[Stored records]
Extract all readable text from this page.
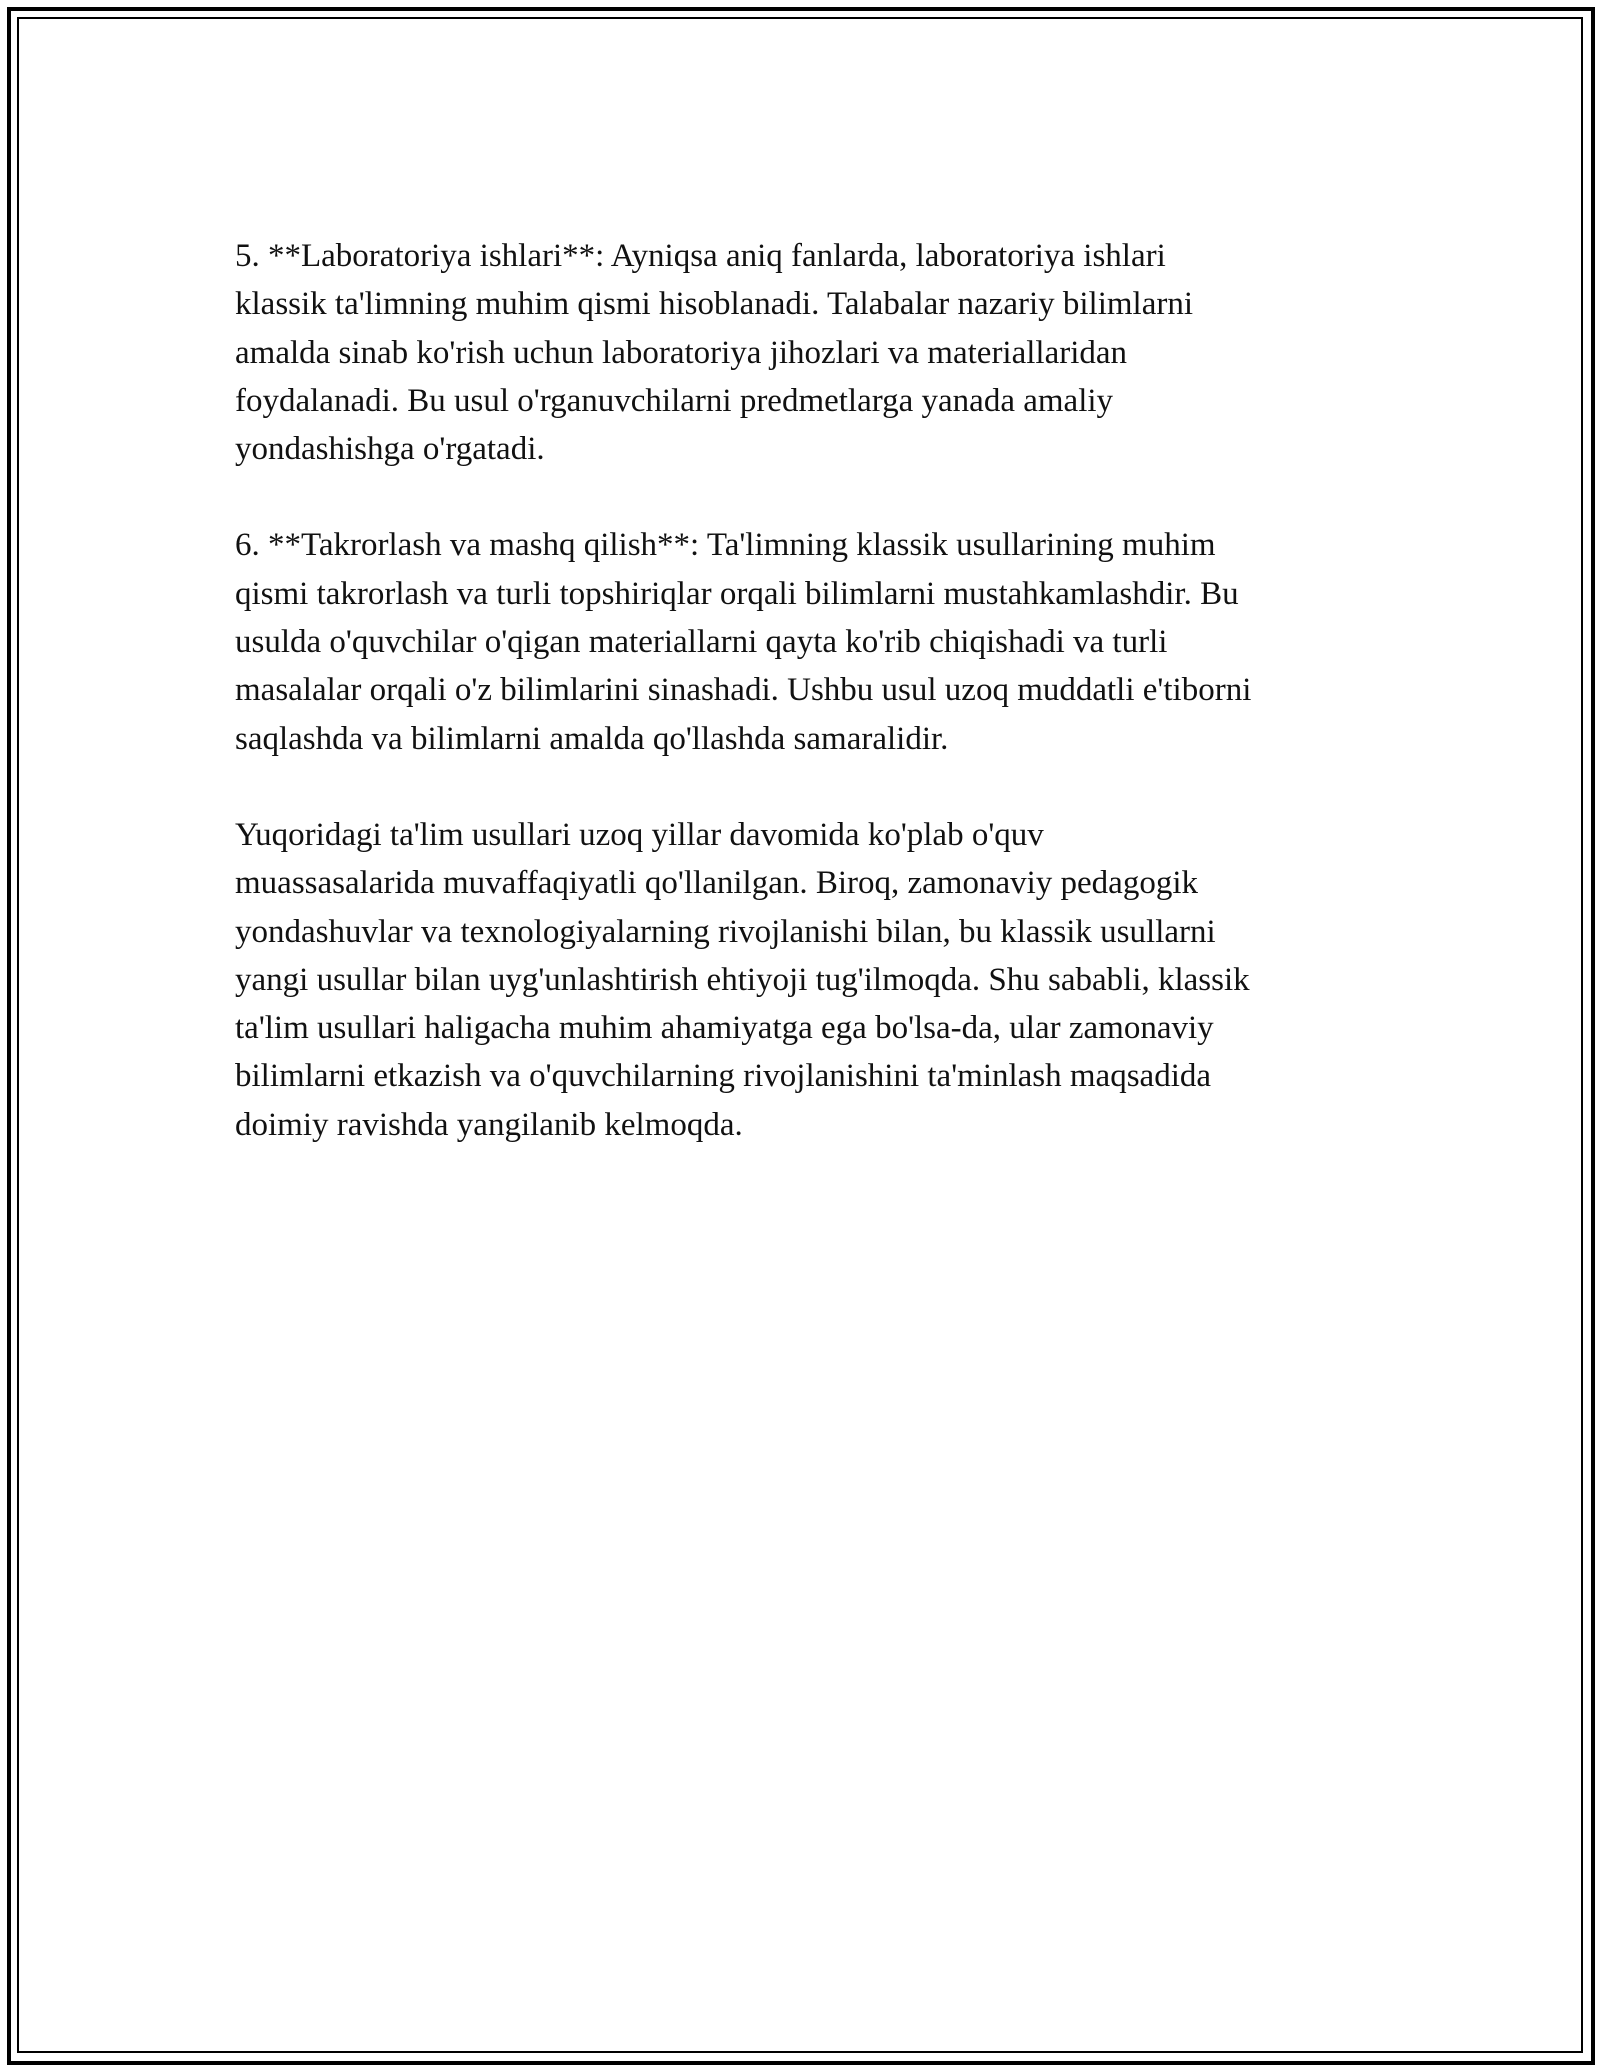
5. **Laboratoriya ishlari**: Ayniqsa aniq fanlarda, laboratoriya ishlari
klassik ta'limning muhim qismi hisoblanadi. Talabalar nazariy bilimlarni
amalda sinab ko'rish uchun laboratoriya jihozlari va materiallaridan
foydalanadi. Bu usul o'rganuvchilarni predmetlarga yanada amaliy
yondashishga o'rgatadi.

6. **Takrorlash va mashq qilish**: Ta'limning klassik usullarining muhim
qismi takrorlash va turli topshiriqlar orqali bilimlarni mustahkamlashdir. Bu
usulda o'quvchilar o'qigan materiallarni qayta ko'rib chiqishadi va turli
masalalar orqali o'z bilimlarini sinashadi. Ushbu usul uzoq muddatli e'tiborni
saqlashda va bilimlarni amalda qo'llashda samaralidir.

Yuqoridagi ta'lim usullari uzoq yillar davomida ko'plab o'quv
muassasalarida muvaffaqiyatli qo'llanilgan. Biroq, zamonaviy pedagogik
yondashuvlar va texnologiyalarning rivojlanishi bilan, bu klassik usullarni
yangi usullar bilan uyg'unlashtirish ehtiyoji tug'ilmoqda. Shu sababli, klassik
ta'lim usullari haligacha muhim ahamiyatga ega bo'lsa-da, ular zamonaviy
bilimlarni etkazish va o'quvchilarning rivojlanishini ta'minlash maqsadida
doimiy ravishda yangilanib kelmoqda.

● **WHAT THIS TASK INVOLVES**
Find the string "klassik" in the entries above and return each line that holds it.

● **REPLY TO THE EXERCISE**
klassik ta'limning muhim qismi hisoblanadi. Talabalar nazariy bilimlarni
6. **Takrorlash va mashq qilish**: Ta'limning klassik usullarining muhim
yondashuvlar va texnologiyalarning rivojlanishi bilan, bu klassik usullarni
yangi usullar bilan uyg'unlashtirish ehtiyoji tug'ilmoqda. Shu sababli, klassik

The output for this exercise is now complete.